* The exercise: Return the records that follow unaltered. Omit every picture.

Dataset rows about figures

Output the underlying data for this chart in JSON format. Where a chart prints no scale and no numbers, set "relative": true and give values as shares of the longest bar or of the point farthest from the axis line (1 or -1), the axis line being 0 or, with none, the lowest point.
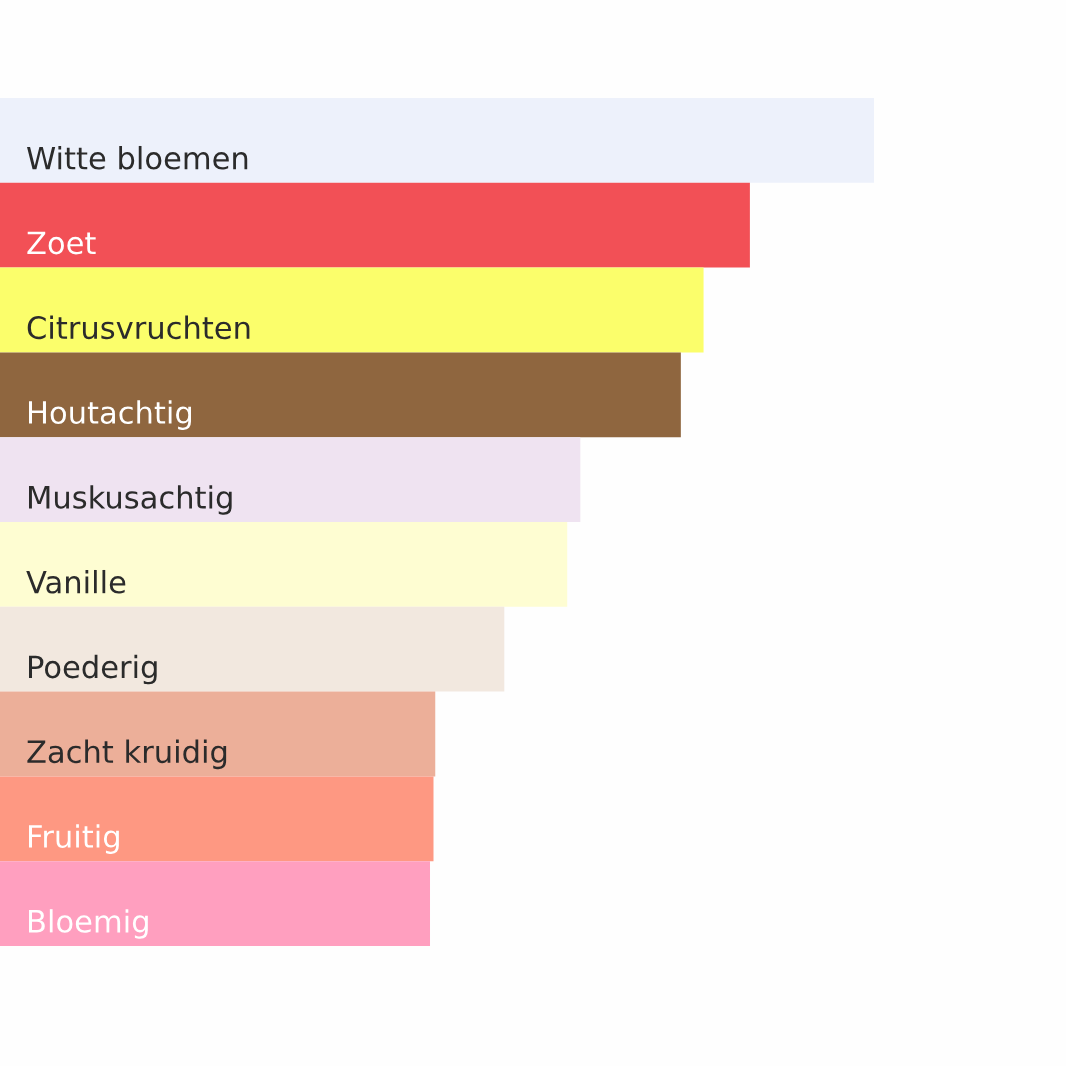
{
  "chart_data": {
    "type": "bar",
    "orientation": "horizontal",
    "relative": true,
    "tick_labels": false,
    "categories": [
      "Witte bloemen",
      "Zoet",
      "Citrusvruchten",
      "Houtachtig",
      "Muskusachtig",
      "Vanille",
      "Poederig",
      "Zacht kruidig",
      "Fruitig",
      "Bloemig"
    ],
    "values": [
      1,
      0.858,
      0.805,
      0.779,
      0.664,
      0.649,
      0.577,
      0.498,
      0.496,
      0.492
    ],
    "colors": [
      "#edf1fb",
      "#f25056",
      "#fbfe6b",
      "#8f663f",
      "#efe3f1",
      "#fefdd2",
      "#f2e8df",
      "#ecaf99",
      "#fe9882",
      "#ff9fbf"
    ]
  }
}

* Written solution:
Output the underlying data for this chart in JSON format. Where a chart prints no scale and no numbers, set "relative": true and give values as shares of the longest bar or of the point farthest from the axis line (1 or -1), the axis line being 0 or, with none, the lowest point.
{
  "chart_data": {
    "type": "bar",
    "orientation": "horizontal",
    "relative": true,
    "tick_labels": false,
    "categories": [
      "Witte bloemen",
      "Zoet",
      "Citrusvruchten",
      "Houtachtig",
      "Muskusachtig",
      "Vanille",
      "Poederig",
      "Zacht kruidig",
      "Fruitig",
      "Bloemig"
    ],
    "values": [
      1,
      0.858,
      0.805,
      0.779,
      0.664,
      0.649,
      0.577,
      0.498,
      0.496,
      0.492
    ],
    "colors": [
      "#edf1fb",
      "#f25056",
      "#fbfe6b",
      "#8f663f",
      "#efe3f1",
      "#fefdd2",
      "#f2e8df",
      "#ecaf99",
      "#fe9882",
      "#ff9fbf"
    ]
  }
}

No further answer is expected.